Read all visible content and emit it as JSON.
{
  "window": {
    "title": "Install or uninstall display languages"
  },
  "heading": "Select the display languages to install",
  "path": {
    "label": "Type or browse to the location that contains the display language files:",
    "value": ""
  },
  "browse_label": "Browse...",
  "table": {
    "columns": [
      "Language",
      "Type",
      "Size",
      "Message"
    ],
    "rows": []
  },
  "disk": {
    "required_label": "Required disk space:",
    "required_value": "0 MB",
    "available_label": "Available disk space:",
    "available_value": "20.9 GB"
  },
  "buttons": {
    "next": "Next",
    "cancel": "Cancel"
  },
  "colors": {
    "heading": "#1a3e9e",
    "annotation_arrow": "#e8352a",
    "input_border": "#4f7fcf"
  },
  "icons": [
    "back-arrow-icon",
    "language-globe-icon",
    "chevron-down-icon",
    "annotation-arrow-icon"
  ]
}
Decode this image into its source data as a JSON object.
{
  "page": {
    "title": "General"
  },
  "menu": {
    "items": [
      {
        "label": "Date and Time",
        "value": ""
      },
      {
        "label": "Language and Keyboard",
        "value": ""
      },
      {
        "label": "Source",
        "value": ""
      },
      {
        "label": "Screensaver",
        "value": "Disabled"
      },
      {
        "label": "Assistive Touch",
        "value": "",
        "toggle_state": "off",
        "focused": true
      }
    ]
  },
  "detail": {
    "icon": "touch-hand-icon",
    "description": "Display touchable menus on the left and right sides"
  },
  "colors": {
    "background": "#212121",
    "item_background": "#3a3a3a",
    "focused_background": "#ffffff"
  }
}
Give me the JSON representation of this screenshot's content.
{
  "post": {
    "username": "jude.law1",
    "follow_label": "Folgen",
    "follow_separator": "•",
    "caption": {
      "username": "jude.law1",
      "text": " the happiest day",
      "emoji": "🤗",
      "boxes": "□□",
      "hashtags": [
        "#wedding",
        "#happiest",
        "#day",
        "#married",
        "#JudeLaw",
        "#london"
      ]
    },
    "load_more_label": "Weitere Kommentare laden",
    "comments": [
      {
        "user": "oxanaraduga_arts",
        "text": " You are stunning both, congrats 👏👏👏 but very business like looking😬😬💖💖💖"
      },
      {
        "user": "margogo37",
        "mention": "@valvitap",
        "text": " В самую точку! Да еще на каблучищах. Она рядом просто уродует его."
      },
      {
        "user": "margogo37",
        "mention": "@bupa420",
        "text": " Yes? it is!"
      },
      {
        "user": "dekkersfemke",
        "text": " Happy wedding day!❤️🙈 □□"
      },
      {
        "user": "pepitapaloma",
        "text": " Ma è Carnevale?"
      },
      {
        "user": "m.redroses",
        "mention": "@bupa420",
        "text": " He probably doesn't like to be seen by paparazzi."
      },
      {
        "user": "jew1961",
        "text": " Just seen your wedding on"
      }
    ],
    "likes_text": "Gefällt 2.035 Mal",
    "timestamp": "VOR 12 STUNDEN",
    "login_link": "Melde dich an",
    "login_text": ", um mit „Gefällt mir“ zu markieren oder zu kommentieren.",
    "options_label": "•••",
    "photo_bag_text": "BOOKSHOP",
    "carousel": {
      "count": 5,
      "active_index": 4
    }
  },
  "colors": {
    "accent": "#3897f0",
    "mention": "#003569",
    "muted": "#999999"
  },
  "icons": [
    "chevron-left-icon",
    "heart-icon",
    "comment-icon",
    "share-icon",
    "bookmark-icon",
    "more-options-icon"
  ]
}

• • •

◆ What you will do: Reproduce the data, keeping every line exactly the same.

◆ Expected answer:
Read all visible content and emit it as JSON.
{
  "window": {
    "title": "Install or uninstall display languages"
  },
  "heading": "Select the display languages to install",
  "path": {
    "label": "Type or browse to the location that contains the display language files:",
    "value": ""
  },
  "browse_label": "Browse...",
  "table": {
    "columns": [
      "Language",
      "Type",
      "Size",
      "Message"
    ],
    "rows": []
  },
  "disk": {
    "required_label": "Required disk space:",
    "required_value": "0 MB",
    "available_label": "Available disk space:",
    "available_value": "20.9 GB"
  },
  "buttons": {
    "next": "Next",
    "cancel": "Cancel"
  },
  "colors": {
    "heading": "#1a3e9e",
    "annotation_arrow": "#e8352a",
    "input_border": "#4f7fcf"
  },
  "icons": [
    "back-arrow-icon",
    "language-globe-icon",
    "chevron-down-icon",
    "annotation-arrow-icon"
  ]
}
Decode this image into its source data as a JSON object.
{
  "page": {
    "title": "General"
  },
  "menu": {
    "items": [
      {
        "label": "Date and Time",
        "value": ""
      },
      {
        "label": "Language and Keyboard",
        "value": ""
      },
      {
        "label": "Source",
        "value": ""
      },
      {
        "label": "Screensaver",
        "value": "Disabled"
      },
      {
        "label": "Assistive Touch",
        "value": "",
        "toggle_state": "off",
        "focused": true
      }
    ]
  },
  "detail": {
    "icon": "touch-hand-icon",
    "description": "Display touchable menus on the left and right sides"
  },
  "colors": {
    "background": "#212121",
    "item_background": "#3a3a3a",
    "focused_background": "#ffffff"
  }
}
Give me the JSON representation of this screenshot's content.
{
  "post": {
    "username": "jude.law1",
    "follow_label": "Folgen",
    "follow_separator": "•",
    "caption": {
      "username": "jude.law1",
      "text": " the happiest day",
      "emoji": "🤗",
      "boxes": "□□",
      "hashtags": [
        "#wedding",
        "#happiest",
        "#day",
        "#married",
        "#JudeLaw",
        "#london"
      ]
    },
    "load_more_label": "Weitere Kommentare laden",
    "comments": [
      {
        "user": "oxanaraduga_arts",
        "text": " You are stunning both, congrats 👏👏👏 but very business like looking😬😬💖💖💖"
      },
      {
        "user": "margogo37",
        "mention": "@valvitap",
        "text": " В самую точку! Да еще на каблучищах. Она рядом просто уродует его."
      },
      {
        "user": "margogo37",
        "mention": "@bupa420",
        "text": " Yes? it is!"
      },
      {
        "user": "dekkersfemke",
        "text": " Happy wedding day!❤️🙈 □□"
      },
      {
        "user": "pepitapaloma",
        "text": " Ma è Carnevale?"
      },
      {
        "user": "m.redroses",
        "mention": "@bupa420",
        "text": " He probably doesn't like to be seen by paparazzi."
      },
      {
        "user": "jew1961",
        "text": " Just seen your wedding on"
      }
    ],
    "likes_text": "Gefällt 2.035 Mal",
    "timestamp": "VOR 12 STUNDEN",
    "login_link": "Melde dich an",
    "login_text": ", um mit „Gefällt mir“ zu markieren oder zu kommentieren.",
    "options_label": "•••",
    "photo_bag_text": "BOOKSHOP",
    "carousel": {
      "count": 5,
      "active_index": 4
    }
  },
  "colors": {
    "accent": "#3897f0",
    "mention": "#003569",
    "muted": "#999999"
  },
  "icons": [
    "chevron-left-icon",
    "heart-icon",
    "comment-icon",
    "share-icon",
    "bookmark-icon",
    "more-options-icon"
  ]
}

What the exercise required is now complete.